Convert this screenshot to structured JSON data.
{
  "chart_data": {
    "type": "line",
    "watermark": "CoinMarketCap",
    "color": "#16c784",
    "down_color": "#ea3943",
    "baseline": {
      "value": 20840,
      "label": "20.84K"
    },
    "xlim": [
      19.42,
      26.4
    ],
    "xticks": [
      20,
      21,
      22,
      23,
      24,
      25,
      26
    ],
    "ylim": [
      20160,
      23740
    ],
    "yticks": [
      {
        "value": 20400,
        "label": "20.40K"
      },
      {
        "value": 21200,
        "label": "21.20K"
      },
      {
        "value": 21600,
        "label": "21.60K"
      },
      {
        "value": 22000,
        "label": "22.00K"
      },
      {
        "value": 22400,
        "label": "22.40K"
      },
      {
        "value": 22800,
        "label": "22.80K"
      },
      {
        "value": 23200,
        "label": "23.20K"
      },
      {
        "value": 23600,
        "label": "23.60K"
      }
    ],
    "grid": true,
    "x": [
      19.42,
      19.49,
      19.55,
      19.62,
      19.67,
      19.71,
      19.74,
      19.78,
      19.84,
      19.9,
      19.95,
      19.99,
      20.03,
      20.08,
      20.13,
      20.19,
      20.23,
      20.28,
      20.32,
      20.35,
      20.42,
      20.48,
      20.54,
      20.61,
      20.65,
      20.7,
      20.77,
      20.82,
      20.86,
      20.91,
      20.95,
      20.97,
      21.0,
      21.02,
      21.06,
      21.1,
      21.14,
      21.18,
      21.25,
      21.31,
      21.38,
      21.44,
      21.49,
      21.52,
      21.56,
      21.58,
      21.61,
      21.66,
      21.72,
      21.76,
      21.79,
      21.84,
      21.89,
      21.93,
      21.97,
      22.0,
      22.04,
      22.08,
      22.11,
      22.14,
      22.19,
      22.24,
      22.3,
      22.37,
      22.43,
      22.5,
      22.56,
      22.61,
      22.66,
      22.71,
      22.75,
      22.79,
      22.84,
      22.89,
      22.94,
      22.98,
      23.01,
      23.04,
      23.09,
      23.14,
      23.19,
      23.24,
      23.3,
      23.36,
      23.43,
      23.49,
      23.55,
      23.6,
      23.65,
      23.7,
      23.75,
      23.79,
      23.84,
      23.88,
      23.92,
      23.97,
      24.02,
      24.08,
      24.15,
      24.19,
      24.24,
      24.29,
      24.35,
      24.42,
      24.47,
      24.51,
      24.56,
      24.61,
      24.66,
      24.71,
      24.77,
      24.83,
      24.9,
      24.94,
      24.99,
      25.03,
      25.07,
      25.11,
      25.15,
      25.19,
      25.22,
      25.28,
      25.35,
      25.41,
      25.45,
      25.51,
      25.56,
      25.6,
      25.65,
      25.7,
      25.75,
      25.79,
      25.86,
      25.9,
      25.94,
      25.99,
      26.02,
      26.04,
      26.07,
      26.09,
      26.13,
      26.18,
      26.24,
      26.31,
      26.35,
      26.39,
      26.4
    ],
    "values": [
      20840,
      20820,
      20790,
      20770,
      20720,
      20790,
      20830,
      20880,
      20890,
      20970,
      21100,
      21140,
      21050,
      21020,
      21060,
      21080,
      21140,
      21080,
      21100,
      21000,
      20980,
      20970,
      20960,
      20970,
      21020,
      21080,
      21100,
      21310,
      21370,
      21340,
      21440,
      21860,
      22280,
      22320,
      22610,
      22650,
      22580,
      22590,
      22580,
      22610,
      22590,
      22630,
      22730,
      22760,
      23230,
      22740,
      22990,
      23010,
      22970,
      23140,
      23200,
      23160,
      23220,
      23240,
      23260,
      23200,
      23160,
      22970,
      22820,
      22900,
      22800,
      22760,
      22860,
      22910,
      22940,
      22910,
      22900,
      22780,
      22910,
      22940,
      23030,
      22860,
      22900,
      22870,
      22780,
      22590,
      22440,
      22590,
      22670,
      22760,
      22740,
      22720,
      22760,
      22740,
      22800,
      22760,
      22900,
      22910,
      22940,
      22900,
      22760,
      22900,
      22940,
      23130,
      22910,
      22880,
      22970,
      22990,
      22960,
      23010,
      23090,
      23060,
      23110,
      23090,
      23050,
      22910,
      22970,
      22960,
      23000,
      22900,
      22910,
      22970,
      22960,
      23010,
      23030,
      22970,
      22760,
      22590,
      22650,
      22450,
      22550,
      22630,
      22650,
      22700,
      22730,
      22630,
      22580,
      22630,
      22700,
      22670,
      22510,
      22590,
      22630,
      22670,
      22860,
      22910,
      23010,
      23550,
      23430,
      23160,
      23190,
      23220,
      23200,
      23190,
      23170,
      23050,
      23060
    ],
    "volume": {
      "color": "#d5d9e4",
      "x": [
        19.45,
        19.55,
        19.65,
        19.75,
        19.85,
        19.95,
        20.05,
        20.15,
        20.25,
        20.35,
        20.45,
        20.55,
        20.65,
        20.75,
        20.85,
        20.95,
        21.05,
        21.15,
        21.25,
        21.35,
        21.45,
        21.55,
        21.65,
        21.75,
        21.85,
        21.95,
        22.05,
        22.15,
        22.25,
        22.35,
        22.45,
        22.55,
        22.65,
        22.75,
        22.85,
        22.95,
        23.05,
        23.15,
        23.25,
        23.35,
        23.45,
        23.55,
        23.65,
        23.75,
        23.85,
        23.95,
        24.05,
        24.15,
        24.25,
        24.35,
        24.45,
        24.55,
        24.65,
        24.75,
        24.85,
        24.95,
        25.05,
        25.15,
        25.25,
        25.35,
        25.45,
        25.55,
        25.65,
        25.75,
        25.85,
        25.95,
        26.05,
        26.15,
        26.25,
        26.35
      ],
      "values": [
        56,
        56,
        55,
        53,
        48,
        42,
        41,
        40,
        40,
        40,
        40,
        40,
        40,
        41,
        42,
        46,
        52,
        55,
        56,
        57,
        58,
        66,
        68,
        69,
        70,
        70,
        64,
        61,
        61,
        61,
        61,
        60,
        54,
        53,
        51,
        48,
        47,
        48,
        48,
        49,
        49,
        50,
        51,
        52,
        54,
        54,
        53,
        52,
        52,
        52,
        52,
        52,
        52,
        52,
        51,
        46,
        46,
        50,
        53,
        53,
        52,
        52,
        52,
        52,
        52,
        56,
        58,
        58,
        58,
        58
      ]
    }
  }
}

Short problem: Restate each of the entries above verbatim.

Answer to the problem:
Convert this screenshot to structured JSON data.
{
  "chart_data": {
    "type": "line",
    "watermark": "CoinMarketCap",
    "color": "#16c784",
    "down_color": "#ea3943",
    "baseline": {
      "value": 20840,
      "label": "20.84K"
    },
    "xlim": [
      19.42,
      26.4
    ],
    "xticks": [
      20,
      21,
      22,
      23,
      24,
      25,
      26
    ],
    "ylim": [
      20160,
      23740
    ],
    "yticks": [
      {
        "value": 20400,
        "label": "20.40K"
      },
      {
        "value": 21200,
        "label": "21.20K"
      },
      {
        "value": 21600,
        "label": "21.60K"
      },
      {
        "value": 22000,
        "label": "22.00K"
      },
      {
        "value": 22400,
        "label": "22.40K"
      },
      {
        "value": 22800,
        "label": "22.80K"
      },
      {
        "value": 23200,
        "label": "23.20K"
      },
      {
        "value": 23600,
        "label": "23.60K"
      }
    ],
    "grid": true,
    "x": [
      19.42,
      19.49,
      19.55,
      19.62,
      19.67,
      19.71,
      19.74,
      19.78,
      19.84,
      19.9,
      19.95,
      19.99,
      20.03,
      20.08,
      20.13,
      20.19,
      20.23,
      20.28,
      20.32,
      20.35,
      20.42,
      20.48,
      20.54,
      20.61,
      20.65,
      20.7,
      20.77,
      20.82,
      20.86,
      20.91,
      20.95,
      20.97,
      21.0,
      21.02,
      21.06,
      21.1,
      21.14,
      21.18,
      21.25,
      21.31,
      21.38,
      21.44,
      21.49,
      21.52,
      21.56,
      21.58,
      21.61,
      21.66,
      21.72,
      21.76,
      21.79,
      21.84,
      21.89,
      21.93,
      21.97,
      22.0,
      22.04,
      22.08,
      22.11,
      22.14,
      22.19,
      22.24,
      22.3,
      22.37,
      22.43,
      22.5,
      22.56,
      22.61,
      22.66,
      22.71,
      22.75,
      22.79,
      22.84,
      22.89,
      22.94,
      22.98,
      23.01,
      23.04,
      23.09,
      23.14,
      23.19,
      23.24,
      23.3,
      23.36,
      23.43,
      23.49,
      23.55,
      23.6,
      23.65,
      23.7,
      23.75,
      23.79,
      23.84,
      23.88,
      23.92,
      23.97,
      24.02,
      24.08,
      24.15,
      24.19,
      24.24,
      24.29,
      24.35,
      24.42,
      24.47,
      24.51,
      24.56,
      24.61,
      24.66,
      24.71,
      24.77,
      24.83,
      24.9,
      24.94,
      24.99,
      25.03,
      25.07,
      25.11,
      25.15,
      25.19,
      25.22,
      25.28,
      25.35,
      25.41,
      25.45,
      25.51,
      25.56,
      25.6,
      25.65,
      25.7,
      25.75,
      25.79,
      25.86,
      25.9,
      25.94,
      25.99,
      26.02,
      26.04,
      26.07,
      26.09,
      26.13,
      26.18,
      26.24,
      26.31,
      26.35,
      26.39,
      26.4
    ],
    "values": [
      20840,
      20820,
      20790,
      20770,
      20720,
      20790,
      20830,
      20880,
      20890,
      20970,
      21100,
      21140,
      21050,
      21020,
      21060,
      21080,
      21140,
      21080,
      21100,
      21000,
      20980,
      20970,
      20960,
      20970,
      21020,
      21080,
      21100,
      21310,
      21370,
      21340,
      21440,
      21860,
      22280,
      22320,
      22610,
      22650,
      22580,
      22590,
      22580,
      22610,
      22590,
      22630,
      22730,
      22760,
      23230,
      22740,
      22990,
      23010,
      22970,
      23140,
      23200,
      23160,
      23220,
      23240,
      23260,
      23200,
      23160,
      22970,
      22820,
      22900,
      22800,
      22760,
      22860,
      22910,
      22940,
      22910,
      22900,
      22780,
      22910,
      22940,
      23030,
      22860,
      22900,
      22870,
      22780,
      22590,
      22440,
      22590,
      22670,
      22760,
      22740,
      22720,
      22760,
      22740,
      22800,
      22760,
      22900,
      22910,
      22940,
      22900,
      22760,
      22900,
      22940,
      23130,
      22910,
      22880,
      22970,
      22990,
      22960,
      23010,
      23090,
      23060,
      23110,
      23090,
      23050,
      22910,
      22970,
      22960,
      23000,
      22900,
      22910,
      22970,
      22960,
      23010,
      23030,
      22970,
      22760,
      22590,
      22650,
      22450,
      22550,
      22630,
      22650,
      22700,
      22730,
      22630,
      22580,
      22630,
      22700,
      22670,
      22510,
      22590,
      22630,
      22670,
      22860,
      22910,
      23010,
      23550,
      23430,
      23160,
      23190,
      23220,
      23200,
      23190,
      23170,
      23050,
      23060
    ],
    "volume": {
      "color": "#d5d9e4",
      "x": [
        19.45,
        19.55,
        19.65,
        19.75,
        19.85,
        19.95,
        20.05,
        20.15,
        20.25,
        20.35,
        20.45,
        20.55,
        20.65,
        20.75,
        20.85,
        20.95,
        21.05,
        21.15,
        21.25,
        21.35,
        21.45,
        21.55,
        21.65,
        21.75,
        21.85,
        21.95,
        22.05,
        22.15,
        22.25,
        22.35,
        22.45,
        22.55,
        22.65,
        22.75,
        22.85,
        22.95,
        23.05,
        23.15,
        23.25,
        23.35,
        23.45,
        23.55,
        23.65,
        23.75,
        23.85,
        23.95,
        24.05,
        24.15,
        24.25,
        24.35,
        24.45,
        24.55,
        24.65,
        24.75,
        24.85,
        24.95,
        25.05,
        25.15,
        25.25,
        25.35,
        25.45,
        25.55,
        25.65,
        25.75,
        25.85,
        25.95,
        26.05,
        26.15,
        26.25,
        26.35
      ],
      "values": [
        56,
        56,
        55,
        53,
        48,
        42,
        41,
        40,
        40,
        40,
        40,
        40,
        40,
        41,
        42,
        46,
        52,
        55,
        56,
        57,
        58,
        66,
        68,
        69,
        70,
        70,
        64,
        61,
        61,
        61,
        61,
        60,
        54,
        53,
        51,
        48,
        47,
        48,
        48,
        49,
        49,
        50,
        51,
        52,
        54,
        54,
        53,
        52,
        52,
        52,
        52,
        52,
        52,
        52,
        51,
        46,
        46,
        50,
        53,
        53,
        52,
        52,
        52,
        52,
        52,
        56,
        58,
        58,
        58,
        58
      ]
    }
  }
}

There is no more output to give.